» Exercise description:
Select the lines of the records containing the word "this" and list them.

» Entries shown:
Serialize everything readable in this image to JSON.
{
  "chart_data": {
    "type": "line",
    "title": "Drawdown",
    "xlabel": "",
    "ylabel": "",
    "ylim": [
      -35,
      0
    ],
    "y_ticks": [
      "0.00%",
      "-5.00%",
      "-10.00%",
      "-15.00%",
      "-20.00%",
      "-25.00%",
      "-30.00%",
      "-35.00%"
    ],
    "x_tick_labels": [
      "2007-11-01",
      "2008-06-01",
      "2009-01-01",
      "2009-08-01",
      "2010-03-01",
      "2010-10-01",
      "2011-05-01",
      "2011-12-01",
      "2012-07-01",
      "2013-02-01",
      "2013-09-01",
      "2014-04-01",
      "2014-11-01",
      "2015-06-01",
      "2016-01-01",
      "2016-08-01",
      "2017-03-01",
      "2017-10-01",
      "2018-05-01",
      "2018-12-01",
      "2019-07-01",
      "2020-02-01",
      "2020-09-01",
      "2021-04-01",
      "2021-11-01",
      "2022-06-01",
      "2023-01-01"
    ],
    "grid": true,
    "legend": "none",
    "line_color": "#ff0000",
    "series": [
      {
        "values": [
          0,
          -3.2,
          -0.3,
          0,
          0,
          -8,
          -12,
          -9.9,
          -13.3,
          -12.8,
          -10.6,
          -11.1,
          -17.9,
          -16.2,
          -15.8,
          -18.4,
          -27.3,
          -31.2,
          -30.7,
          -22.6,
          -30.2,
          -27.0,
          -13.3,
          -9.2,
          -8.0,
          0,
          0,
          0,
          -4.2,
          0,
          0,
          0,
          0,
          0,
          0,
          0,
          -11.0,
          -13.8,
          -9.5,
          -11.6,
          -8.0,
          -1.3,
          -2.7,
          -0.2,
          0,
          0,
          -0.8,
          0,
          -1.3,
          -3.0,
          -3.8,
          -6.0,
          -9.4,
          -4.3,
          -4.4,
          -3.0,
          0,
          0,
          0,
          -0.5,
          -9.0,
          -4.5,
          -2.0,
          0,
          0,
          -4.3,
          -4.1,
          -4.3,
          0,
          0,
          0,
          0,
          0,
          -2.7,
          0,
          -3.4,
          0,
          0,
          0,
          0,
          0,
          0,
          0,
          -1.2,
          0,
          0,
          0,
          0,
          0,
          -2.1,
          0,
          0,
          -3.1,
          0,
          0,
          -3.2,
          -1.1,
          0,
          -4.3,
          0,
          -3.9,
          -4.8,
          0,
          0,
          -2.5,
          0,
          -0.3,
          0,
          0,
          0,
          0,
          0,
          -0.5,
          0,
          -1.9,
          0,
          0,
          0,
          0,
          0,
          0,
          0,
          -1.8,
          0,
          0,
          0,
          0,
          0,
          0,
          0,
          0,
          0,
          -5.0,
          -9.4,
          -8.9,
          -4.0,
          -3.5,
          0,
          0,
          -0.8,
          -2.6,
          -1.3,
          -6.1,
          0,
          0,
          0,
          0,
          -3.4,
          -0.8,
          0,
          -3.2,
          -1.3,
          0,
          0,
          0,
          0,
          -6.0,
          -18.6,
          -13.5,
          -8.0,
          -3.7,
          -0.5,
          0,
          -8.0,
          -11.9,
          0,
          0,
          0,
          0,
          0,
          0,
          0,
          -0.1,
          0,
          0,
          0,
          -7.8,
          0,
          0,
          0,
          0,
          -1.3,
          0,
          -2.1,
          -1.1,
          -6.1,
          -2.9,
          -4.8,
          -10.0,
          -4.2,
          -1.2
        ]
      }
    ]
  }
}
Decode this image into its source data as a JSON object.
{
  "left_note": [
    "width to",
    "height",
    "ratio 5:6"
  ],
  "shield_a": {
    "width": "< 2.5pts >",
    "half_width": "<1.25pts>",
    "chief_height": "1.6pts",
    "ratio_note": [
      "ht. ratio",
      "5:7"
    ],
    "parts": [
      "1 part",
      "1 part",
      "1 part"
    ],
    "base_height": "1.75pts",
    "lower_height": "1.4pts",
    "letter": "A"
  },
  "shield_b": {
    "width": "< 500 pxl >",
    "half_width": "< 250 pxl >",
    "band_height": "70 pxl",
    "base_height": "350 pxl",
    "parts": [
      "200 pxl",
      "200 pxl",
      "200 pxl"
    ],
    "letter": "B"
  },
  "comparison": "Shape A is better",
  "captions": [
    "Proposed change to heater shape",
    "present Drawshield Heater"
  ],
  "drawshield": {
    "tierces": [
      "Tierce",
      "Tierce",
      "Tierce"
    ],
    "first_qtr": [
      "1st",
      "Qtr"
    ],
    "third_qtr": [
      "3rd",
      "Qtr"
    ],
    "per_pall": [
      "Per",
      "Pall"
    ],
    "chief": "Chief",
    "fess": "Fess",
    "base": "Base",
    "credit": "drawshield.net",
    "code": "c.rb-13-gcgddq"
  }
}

» Exercise answer:
Serialize everything readable in this image to JSON.
Decode this image into its source data as a JSON object.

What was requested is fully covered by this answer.